### EXERCISE BRIEF:
Take the line that contains "Output a JSON" and each line after it in the material below, and transcribe them exactly, stopping at the end.

** Start MATERIALS PROVIDED **

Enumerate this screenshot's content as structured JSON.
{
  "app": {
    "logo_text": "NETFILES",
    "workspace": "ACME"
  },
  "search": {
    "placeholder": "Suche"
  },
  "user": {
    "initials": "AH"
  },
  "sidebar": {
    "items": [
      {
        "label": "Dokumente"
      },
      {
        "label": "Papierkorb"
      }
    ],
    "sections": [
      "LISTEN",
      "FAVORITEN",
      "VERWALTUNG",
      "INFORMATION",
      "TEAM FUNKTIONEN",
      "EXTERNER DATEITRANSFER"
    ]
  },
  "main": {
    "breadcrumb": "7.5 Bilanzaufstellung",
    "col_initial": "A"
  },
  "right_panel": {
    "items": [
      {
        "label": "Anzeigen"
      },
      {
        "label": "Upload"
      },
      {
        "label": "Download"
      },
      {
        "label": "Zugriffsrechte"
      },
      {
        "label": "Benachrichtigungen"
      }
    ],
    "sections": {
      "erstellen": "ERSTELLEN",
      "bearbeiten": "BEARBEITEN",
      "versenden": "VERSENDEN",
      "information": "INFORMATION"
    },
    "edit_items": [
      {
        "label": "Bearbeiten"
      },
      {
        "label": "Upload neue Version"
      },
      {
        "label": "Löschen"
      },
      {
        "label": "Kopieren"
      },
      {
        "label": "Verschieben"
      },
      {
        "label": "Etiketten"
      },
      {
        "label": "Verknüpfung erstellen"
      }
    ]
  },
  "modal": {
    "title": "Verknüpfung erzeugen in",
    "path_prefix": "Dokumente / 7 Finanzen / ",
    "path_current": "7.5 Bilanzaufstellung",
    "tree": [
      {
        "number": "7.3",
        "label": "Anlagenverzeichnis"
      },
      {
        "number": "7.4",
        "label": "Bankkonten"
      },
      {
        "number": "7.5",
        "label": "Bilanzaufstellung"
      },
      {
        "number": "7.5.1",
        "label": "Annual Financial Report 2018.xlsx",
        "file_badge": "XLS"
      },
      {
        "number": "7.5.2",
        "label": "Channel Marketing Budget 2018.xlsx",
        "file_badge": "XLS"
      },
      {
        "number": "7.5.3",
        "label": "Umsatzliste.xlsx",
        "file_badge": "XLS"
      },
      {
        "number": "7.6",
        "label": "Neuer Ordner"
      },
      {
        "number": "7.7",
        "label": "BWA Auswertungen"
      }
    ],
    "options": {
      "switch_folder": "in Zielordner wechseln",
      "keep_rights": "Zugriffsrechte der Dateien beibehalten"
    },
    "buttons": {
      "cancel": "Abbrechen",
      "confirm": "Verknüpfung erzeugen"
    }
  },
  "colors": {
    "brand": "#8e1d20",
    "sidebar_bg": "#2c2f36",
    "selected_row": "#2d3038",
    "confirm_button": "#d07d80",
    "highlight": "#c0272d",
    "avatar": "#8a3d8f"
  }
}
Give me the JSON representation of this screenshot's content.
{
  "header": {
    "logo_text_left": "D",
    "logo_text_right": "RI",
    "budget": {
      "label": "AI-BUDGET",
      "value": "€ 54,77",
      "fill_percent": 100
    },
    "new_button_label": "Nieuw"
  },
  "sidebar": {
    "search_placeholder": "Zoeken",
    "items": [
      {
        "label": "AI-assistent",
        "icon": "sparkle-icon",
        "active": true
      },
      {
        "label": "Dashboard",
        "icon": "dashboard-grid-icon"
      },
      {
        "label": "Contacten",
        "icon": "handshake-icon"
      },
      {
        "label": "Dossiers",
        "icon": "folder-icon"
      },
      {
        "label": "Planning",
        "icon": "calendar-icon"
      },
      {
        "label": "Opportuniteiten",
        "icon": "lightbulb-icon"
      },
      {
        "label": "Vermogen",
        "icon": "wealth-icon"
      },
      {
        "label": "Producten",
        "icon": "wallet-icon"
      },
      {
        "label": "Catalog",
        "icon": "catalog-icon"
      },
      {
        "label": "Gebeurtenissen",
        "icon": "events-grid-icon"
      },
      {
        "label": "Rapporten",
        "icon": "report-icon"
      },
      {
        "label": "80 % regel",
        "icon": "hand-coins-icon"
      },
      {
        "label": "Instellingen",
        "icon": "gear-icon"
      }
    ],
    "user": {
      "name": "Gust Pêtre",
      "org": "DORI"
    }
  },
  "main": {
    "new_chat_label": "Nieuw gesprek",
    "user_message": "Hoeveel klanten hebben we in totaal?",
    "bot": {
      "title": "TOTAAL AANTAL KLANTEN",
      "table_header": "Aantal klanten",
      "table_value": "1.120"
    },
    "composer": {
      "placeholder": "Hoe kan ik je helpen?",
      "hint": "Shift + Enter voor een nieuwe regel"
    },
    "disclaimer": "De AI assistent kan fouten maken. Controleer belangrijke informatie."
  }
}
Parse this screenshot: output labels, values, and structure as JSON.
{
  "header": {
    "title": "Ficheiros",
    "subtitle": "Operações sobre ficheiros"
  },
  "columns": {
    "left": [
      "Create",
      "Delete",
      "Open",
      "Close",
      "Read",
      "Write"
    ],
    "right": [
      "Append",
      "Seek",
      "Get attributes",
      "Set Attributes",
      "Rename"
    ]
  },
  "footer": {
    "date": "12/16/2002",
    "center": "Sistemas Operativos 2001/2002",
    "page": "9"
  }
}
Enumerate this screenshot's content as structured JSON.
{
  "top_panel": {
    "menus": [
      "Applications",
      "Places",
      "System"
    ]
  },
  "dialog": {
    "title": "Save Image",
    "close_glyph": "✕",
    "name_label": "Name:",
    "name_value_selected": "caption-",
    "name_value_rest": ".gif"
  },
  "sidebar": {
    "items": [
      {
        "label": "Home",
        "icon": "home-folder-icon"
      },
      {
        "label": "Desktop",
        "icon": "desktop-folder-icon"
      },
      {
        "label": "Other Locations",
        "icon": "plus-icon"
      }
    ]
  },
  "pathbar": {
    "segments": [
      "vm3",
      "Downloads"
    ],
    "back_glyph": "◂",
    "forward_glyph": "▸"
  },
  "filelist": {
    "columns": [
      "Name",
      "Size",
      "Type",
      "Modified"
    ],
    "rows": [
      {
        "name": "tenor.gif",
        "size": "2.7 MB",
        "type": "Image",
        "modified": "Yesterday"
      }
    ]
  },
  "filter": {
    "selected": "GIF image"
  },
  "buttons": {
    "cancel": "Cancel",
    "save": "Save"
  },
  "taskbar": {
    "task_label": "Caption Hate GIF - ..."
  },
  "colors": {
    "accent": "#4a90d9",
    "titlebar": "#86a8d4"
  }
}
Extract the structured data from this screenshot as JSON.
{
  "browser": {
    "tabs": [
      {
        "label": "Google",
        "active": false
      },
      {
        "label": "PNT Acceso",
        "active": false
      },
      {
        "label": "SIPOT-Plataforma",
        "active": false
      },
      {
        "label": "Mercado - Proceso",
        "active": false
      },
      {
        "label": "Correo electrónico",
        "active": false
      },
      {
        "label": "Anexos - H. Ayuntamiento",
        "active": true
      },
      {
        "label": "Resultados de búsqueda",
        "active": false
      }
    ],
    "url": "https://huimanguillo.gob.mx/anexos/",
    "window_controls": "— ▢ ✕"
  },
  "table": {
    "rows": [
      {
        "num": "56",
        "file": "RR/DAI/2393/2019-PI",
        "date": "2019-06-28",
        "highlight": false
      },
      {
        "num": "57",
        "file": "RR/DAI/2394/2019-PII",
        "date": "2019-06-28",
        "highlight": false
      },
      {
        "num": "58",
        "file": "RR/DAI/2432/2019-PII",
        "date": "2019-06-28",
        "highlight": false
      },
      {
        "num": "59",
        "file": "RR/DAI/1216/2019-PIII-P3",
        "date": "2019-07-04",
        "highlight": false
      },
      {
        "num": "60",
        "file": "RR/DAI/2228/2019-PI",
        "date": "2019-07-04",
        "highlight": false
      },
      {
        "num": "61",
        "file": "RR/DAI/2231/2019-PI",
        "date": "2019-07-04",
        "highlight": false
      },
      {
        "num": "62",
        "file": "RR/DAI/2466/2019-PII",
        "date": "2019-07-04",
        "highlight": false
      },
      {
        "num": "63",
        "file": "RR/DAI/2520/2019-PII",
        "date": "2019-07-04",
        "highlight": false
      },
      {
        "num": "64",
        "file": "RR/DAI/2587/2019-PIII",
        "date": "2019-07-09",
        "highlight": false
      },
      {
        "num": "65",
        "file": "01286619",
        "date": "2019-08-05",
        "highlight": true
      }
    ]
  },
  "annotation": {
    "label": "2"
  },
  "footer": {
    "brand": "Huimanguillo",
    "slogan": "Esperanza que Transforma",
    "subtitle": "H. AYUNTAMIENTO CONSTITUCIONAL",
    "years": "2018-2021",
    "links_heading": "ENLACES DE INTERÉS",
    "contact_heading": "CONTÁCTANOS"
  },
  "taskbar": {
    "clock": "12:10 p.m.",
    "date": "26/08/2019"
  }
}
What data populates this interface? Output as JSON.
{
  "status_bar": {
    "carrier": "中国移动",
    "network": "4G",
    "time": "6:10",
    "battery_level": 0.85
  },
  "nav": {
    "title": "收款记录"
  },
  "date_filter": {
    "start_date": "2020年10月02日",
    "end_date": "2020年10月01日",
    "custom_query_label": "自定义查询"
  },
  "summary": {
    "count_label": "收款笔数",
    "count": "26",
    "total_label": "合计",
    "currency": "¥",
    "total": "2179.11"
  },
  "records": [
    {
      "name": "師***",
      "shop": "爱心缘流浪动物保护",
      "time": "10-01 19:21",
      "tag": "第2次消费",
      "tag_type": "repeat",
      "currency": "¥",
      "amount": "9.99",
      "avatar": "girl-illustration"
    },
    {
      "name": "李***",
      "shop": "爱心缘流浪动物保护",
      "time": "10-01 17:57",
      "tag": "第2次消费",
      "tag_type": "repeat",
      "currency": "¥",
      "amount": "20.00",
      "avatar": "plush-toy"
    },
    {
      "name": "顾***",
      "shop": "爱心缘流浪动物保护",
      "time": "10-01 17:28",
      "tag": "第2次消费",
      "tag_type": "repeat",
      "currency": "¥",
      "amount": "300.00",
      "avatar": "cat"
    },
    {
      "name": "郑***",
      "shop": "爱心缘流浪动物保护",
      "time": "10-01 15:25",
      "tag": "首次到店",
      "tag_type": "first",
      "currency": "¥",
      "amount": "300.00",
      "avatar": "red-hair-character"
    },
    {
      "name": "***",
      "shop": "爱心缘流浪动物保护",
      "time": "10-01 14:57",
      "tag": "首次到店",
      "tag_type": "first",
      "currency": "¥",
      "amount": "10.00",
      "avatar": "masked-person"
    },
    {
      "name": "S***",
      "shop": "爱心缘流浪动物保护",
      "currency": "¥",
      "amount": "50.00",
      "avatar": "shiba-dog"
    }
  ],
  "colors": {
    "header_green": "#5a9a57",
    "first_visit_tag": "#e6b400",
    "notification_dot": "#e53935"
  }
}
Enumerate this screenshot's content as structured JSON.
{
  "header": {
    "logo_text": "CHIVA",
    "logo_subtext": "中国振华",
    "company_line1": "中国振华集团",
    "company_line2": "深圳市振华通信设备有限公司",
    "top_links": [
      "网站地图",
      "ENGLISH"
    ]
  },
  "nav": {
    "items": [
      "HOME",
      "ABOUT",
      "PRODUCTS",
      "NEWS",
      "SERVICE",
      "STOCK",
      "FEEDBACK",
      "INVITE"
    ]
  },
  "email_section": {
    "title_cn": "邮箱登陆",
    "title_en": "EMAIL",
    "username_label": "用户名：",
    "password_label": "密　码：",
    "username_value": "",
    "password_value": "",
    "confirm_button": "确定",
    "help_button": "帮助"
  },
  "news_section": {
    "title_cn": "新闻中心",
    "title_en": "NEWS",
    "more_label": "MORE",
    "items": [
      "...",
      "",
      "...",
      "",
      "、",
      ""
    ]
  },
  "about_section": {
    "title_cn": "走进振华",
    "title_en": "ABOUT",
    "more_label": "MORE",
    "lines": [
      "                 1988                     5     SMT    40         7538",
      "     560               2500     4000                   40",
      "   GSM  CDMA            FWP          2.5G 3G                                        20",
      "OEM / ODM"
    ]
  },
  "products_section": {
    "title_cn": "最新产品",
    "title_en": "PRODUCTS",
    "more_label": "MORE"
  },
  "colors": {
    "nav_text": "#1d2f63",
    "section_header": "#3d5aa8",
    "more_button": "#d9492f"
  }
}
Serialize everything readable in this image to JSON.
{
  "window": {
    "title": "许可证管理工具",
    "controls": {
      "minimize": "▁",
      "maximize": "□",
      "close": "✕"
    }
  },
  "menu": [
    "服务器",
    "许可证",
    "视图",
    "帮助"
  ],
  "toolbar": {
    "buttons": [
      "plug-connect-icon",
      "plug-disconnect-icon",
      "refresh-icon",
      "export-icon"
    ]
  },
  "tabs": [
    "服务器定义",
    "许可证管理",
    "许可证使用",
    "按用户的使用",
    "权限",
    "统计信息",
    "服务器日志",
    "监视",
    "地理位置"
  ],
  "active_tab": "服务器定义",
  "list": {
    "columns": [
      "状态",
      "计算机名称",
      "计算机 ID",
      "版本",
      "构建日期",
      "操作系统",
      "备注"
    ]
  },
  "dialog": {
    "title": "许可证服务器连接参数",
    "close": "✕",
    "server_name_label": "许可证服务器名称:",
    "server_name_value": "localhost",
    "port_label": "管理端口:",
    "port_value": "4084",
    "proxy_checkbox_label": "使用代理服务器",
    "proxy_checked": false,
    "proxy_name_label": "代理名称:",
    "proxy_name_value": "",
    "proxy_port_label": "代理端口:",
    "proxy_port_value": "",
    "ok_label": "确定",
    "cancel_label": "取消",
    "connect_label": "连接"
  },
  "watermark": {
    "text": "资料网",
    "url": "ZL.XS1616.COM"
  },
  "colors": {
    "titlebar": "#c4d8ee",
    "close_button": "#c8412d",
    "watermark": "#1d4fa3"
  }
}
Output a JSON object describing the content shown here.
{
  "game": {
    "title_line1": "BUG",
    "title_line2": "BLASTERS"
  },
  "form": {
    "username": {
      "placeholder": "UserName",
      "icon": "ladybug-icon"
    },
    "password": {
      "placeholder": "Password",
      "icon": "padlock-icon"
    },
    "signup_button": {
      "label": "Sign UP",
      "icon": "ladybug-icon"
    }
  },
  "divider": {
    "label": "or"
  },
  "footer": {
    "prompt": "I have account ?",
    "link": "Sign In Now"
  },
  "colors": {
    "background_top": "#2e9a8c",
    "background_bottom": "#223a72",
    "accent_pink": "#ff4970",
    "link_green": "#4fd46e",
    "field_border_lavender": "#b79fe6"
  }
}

** End MATERIALS PROVIDED **

### EXERCISE ANSWER:
Output a JSON object describing the content shown here.
{
  "game": {
    "title_line1": "BUG",
    "title_line2": "BLASTERS"
  },
  "form": {
    "username": {
      "placeholder": "UserName",
      "icon": "ladybug-icon"
    },
    "password": {
      "placeholder": "Password",
      "icon": "padlock-icon"
    },
    "signup_button": {
      "label": "Sign UP",
      "icon": "ladybug-icon"
    }
  },
  "divider": {
    "label": "or"
  },
  "footer": {
    "prompt": "I have account ?",
    "link": "Sign In Now"
  },
  "colors": {
    "background_top": "#2e9a8c",
    "background_bottom": "#223a72",
    "accent_pink": "#ff4970",
    "link_green": "#4fd46e",
    "field_border_lavender": "#b79fe6"
  }
}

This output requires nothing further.